**Exercise materials**
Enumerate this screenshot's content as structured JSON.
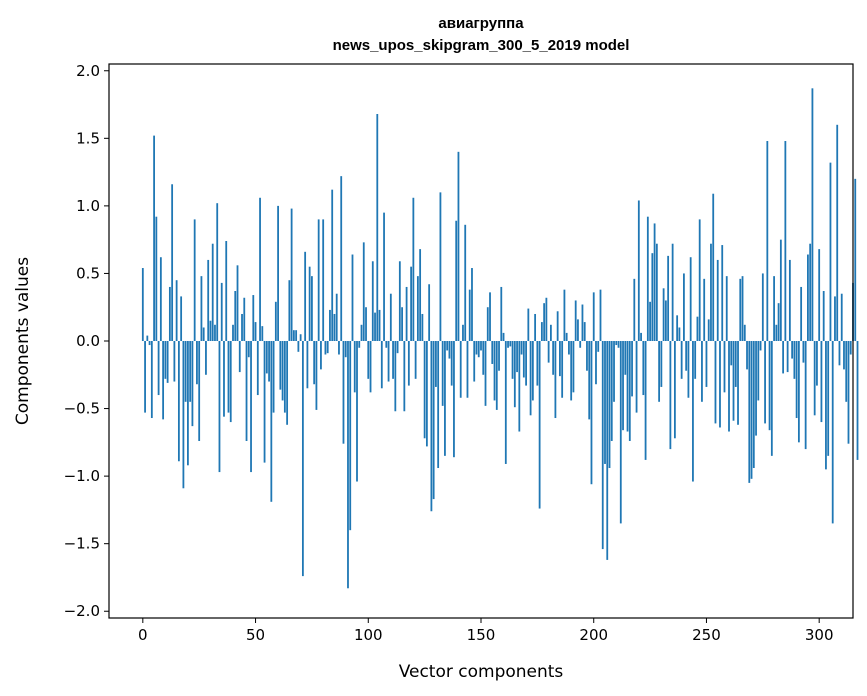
{
  "chart_data": {
    "type": "bar",
    "title": [
      "авиагруппа",
      "news_upos_skipgram_300_5_2019 model"
    ],
    "xlabel": "Vector components",
    "ylabel": "Components values",
    "xlim": [
      -15,
      315
    ],
    "ylim": [
      -2.05,
      2.05
    ],
    "xticks": [
      0,
      50,
      100,
      150,
      200,
      250,
      300
    ],
    "yticks": [
      2.0,
      1.5,
      1.0,
      0.5,
      0.0,
      -0.5,
      -1.0,
      -1.5,
      -2.0
    ],
    "ytick_labels": [
      "2.0",
      "1.5",
      "1.0",
      "0.5",
      "0.0",
      "−0.5",
      "−1.0",
      "−1.5",
      "−2.0"
    ],
    "bar_color": "#1f77b4",
    "grid": false,
    "legend": "none",
    "values": [
      0.54,
      -0.53,
      0.04,
      -0.03,
      -0.57,
      1.52,
      0.92,
      -0.4,
      0.62,
      -0.58,
      -0.28,
      -0.31,
      0.4,
      1.16,
      -0.3,
      0.45,
      -0.89,
      0.33,
      -1.09,
      -0.45,
      -0.92,
      -0.45,
      -0.63,
      0.9,
      -0.32,
      -0.74,
      0.48,
      0.1,
      -0.25,
      0.6,
      0.15,
      0.72,
      0.12,
      1.02,
      -0.97,
      0.43,
      -0.56,
      0.74,
      -0.53,
      -0.6,
      0.12,
      0.37,
      0.56,
      -0.23,
      0.2,
      0.32,
      -0.74,
      -0.12,
      -0.97,
      0.34,
      0.14,
      -0.4,
      1.06,
      0.11,
      -0.9,
      -0.24,
      -0.3,
      -1.19,
      -0.53,
      0.29,
      1.0,
      -0.36,
      -0.44,
      -0.53,
      -0.62,
      0.45,
      0.98,
      0.08,
      0.08,
      -0.08,
      0.05,
      -1.74,
      0.66,
      -0.35,
      0.55,
      0.48,
      -0.32,
      -0.51,
      0.9,
      -0.21,
      0.9,
      -0.1,
      -0.09,
      0.23,
      1.12,
      0.2,
      0.35,
      -0.1,
      1.22,
      -0.76,
      -0.12,
      -1.83,
      -1.4,
      0.64,
      -0.38,
      -1.04,
      -0.05,
      0.12,
      0.73,
      0.25,
      -0.28,
      -0.38,
      0.59,
      0.21,
      1.68,
      0.23,
      -0.35,
      0.95,
      -0.05,
      -0.3,
      0.35,
      -0.28,
      -0.52,
      -0.09,
      0.59,
      0.25,
      -0.52,
      0.4,
      -0.33,
      0.55,
      1.06,
      -0.28,
      0.48,
      0.68,
      0.2,
      -0.72,
      -0.78,
      0.42,
      -1.26,
      -1.17,
      -0.34,
      -0.94,
      1.1,
      -0.48,
      -0.85,
      -0.07,
      -0.13,
      -0.33,
      -0.86,
      0.89,
      1.4,
      -0.42,
      0.12,
      0.86,
      -0.42,
      0.38,
      0.54,
      -0.3,
      -0.1,
      -0.12,
      -0.07,
      -0.25,
      -0.48,
      0.25,
      0.36,
      -0.17,
      -0.44,
      -0.51,
      -0.22,
      0.4,
      0.06,
      -0.91,
      -0.05,
      -0.04,
      -0.28,
      -0.49,
      -0.23,
      -0.67,
      -0.1,
      -0.27,
      -0.33,
      0.24,
      -0.55,
      -0.44,
      0.2,
      -0.33,
      -1.24,
      0.14,
      0.28,
      0.32,
      -0.16,
      0.12,
      -0.25,
      -0.57,
      0.22,
      -0.26,
      -0.42,
      0.38,
      0.06,
      -0.1,
      -0.44,
      -0.38,
      0.3,
      0.16,
      -0.05,
      0.27,
      0.14,
      -0.22,
      -0.58,
      -1.06,
      0.36,
      -0.32,
      -0.08,
      0.38,
      -1.54,
      -0.91,
      -1.62,
      -0.94,
      -0.74,
      -0.45,
      -0.03,
      -0.05,
      -1.35,
      -0.66,
      -0.25,
      -0.67,
      -0.74,
      -0.41,
      0.46,
      -0.53,
      1.04,
      0.06,
      -0.4,
      -0.88,
      0.92,
      0.29,
      0.65,
      0.87,
      0.72,
      -0.45,
      -0.34,
      0.39,
      0.3,
      0.63,
      -0.8,
      0.72,
      -0.72,
      0.19,
      0.1,
      -0.28,
      0.5,
      -0.22,
      -0.42,
      0.62,
      -1.04,
      -0.28,
      0.18,
      0.9,
      -0.45,
      0.46,
      -0.34,
      0.16,
      0.72,
      1.09,
      -0.61,
      0.6,
      -0.64,
      0.71,
      -0.38,
      0.48,
      -0.67,
      -0.18,
      -0.59,
      -0.34,
      -0.62,
      0.46,
      0.48,
      0.12,
      -0.21,
      -1.05,
      -1.02,
      -0.94,
      -0.7,
      -0.44,
      -0.07,
      0.5,
      -0.61,
      1.48,
      -0.66,
      -0.85,
      0.48,
      0.12,
      0.28,
      0.75,
      -0.24,
      1.48,
      -0.23,
      0.6,
      -0.13,
      -0.28,
      -0.57,
      -0.75,
      0.4,
      -0.16,
      -0.8,
      0.64,
      0.72,
      1.87,
      -0.55,
      -0.33,
      0.68,
      -0.6,
      0.37,
      -0.95,
      -0.85,
      1.32,
      -1.35,
      0.33,
      1.6,
      -0.18,
      0.35,
      -0.21,
      -0.45,
      -0.76,
      -0.1,
      0.43,
      1.2,
      -0.88
    ]
  }
}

**Written request**
Return all of the data exactly as written, and drop the pictures.

**Task response**
Enumerate this screenshot's content as structured JSON.
{
  "chart_data": {
    "type": "bar",
    "title": [
      "авиагруппа",
      "news_upos_skipgram_300_5_2019 model"
    ],
    "xlabel": "Vector components",
    "ylabel": "Components values",
    "xlim": [
      -15,
      315
    ],
    "ylim": [
      -2.05,
      2.05
    ],
    "xticks": [
      0,
      50,
      100,
      150,
      200,
      250,
      300
    ],
    "yticks": [
      2.0,
      1.5,
      1.0,
      0.5,
      0.0,
      -0.5,
      -1.0,
      -1.5,
      -2.0
    ],
    "ytick_labels": [
      "2.0",
      "1.5",
      "1.0",
      "0.5",
      "0.0",
      "−0.5",
      "−1.0",
      "−1.5",
      "−2.0"
    ],
    "bar_color": "#1f77b4",
    "grid": false,
    "legend": "none",
    "values": [
      0.54,
      -0.53,
      0.04,
      -0.03,
      -0.57,
      1.52,
      0.92,
      -0.4,
      0.62,
      -0.58,
      -0.28,
      -0.31,
      0.4,
      1.16,
      -0.3,
      0.45,
      -0.89,
      0.33,
      -1.09,
      -0.45,
      -0.92,
      -0.45,
      -0.63,
      0.9,
      -0.32,
      -0.74,
      0.48,
      0.1,
      -0.25,
      0.6,
      0.15,
      0.72,
      0.12,
      1.02,
      -0.97,
      0.43,
      -0.56,
      0.74,
      -0.53,
      -0.6,
      0.12,
      0.37,
      0.56,
      -0.23,
      0.2,
      0.32,
      -0.74,
      -0.12,
      -0.97,
      0.34,
      0.14,
      -0.4,
      1.06,
      0.11,
      -0.9,
      -0.24,
      -0.3,
      -1.19,
      -0.53,
      0.29,
      1.0,
      -0.36,
      -0.44,
      -0.53,
      -0.62,
      0.45,
      0.98,
      0.08,
      0.08,
      -0.08,
      0.05,
      -1.74,
      0.66,
      -0.35,
      0.55,
      0.48,
      -0.32,
      -0.51,
      0.9,
      -0.21,
      0.9,
      -0.1,
      -0.09,
      0.23,
      1.12,
      0.2,
      0.35,
      -0.1,
      1.22,
      -0.76,
      -0.12,
      -1.83,
      -1.4,
      0.64,
      -0.38,
      -1.04,
      -0.05,
      0.12,
      0.73,
      0.25,
      -0.28,
      -0.38,
      0.59,
      0.21,
      1.68,
      0.23,
      -0.35,
      0.95,
      -0.05,
      -0.3,
      0.35,
      -0.28,
      -0.52,
      -0.09,
      0.59,
      0.25,
      -0.52,
      0.4,
      -0.33,
      0.55,
      1.06,
      -0.28,
      0.48,
      0.68,
      0.2,
      -0.72,
      -0.78,
      0.42,
      -1.26,
      -1.17,
      -0.34,
      -0.94,
      1.1,
      -0.48,
      -0.85,
      -0.07,
      -0.13,
      -0.33,
      -0.86,
      0.89,
      1.4,
      -0.42,
      0.12,
      0.86,
      -0.42,
      0.38,
      0.54,
      -0.3,
      -0.1,
      -0.12,
      -0.07,
      -0.25,
      -0.48,
      0.25,
      0.36,
      -0.17,
      -0.44,
      -0.51,
      -0.22,
      0.4,
      0.06,
      -0.91,
      -0.05,
      -0.04,
      -0.28,
      -0.49,
      -0.23,
      -0.67,
      -0.1,
      -0.27,
      -0.33,
      0.24,
      -0.55,
      -0.44,
      0.2,
      -0.33,
      -1.24,
      0.14,
      0.28,
      0.32,
      -0.16,
      0.12,
      -0.25,
      -0.57,
      0.22,
      -0.26,
      -0.42,
      0.38,
      0.06,
      -0.1,
      -0.44,
      -0.38,
      0.3,
      0.16,
      -0.05,
      0.27,
      0.14,
      -0.22,
      -0.58,
      -1.06,
      0.36,
      -0.32,
      -0.08,
      0.38,
      -1.54,
      -0.91,
      -1.62,
      -0.94,
      -0.74,
      -0.45,
      -0.03,
      -0.05,
      -1.35,
      -0.66,
      -0.25,
      -0.67,
      -0.74,
      -0.41,
      0.46,
      -0.53,
      1.04,
      0.06,
      -0.4,
      -0.88,
      0.92,
      0.29,
      0.65,
      0.87,
      0.72,
      -0.45,
      -0.34,
      0.39,
      0.3,
      0.63,
      -0.8,
      0.72,
      -0.72,
      0.19,
      0.1,
      -0.28,
      0.5,
      -0.22,
      -0.42,
      0.62,
      -1.04,
      -0.28,
      0.18,
      0.9,
      -0.45,
      0.46,
      -0.34,
      0.16,
      0.72,
      1.09,
      -0.61,
      0.6,
      -0.64,
      0.71,
      -0.38,
      0.48,
      -0.67,
      -0.18,
      -0.59,
      -0.34,
      -0.62,
      0.46,
      0.48,
      0.12,
      -0.21,
      -1.05,
      -1.02,
      -0.94,
      -0.7,
      -0.44,
      -0.07,
      0.5,
      -0.61,
      1.48,
      -0.66,
      -0.85,
      0.48,
      0.12,
      0.28,
      0.75,
      -0.24,
      1.48,
      -0.23,
      0.6,
      -0.13,
      -0.28,
      -0.57,
      -0.75,
      0.4,
      -0.16,
      -0.8,
      0.64,
      0.72,
      1.87,
      -0.55,
      -0.33,
      0.68,
      -0.6,
      0.37,
      -0.95,
      -0.85,
      1.32,
      -1.35,
      0.33,
      1.6,
      -0.18,
      0.35,
      -0.21,
      -0.45,
      -0.76,
      -0.1,
      0.43,
      1.2,
      -0.88
    ]
  }
}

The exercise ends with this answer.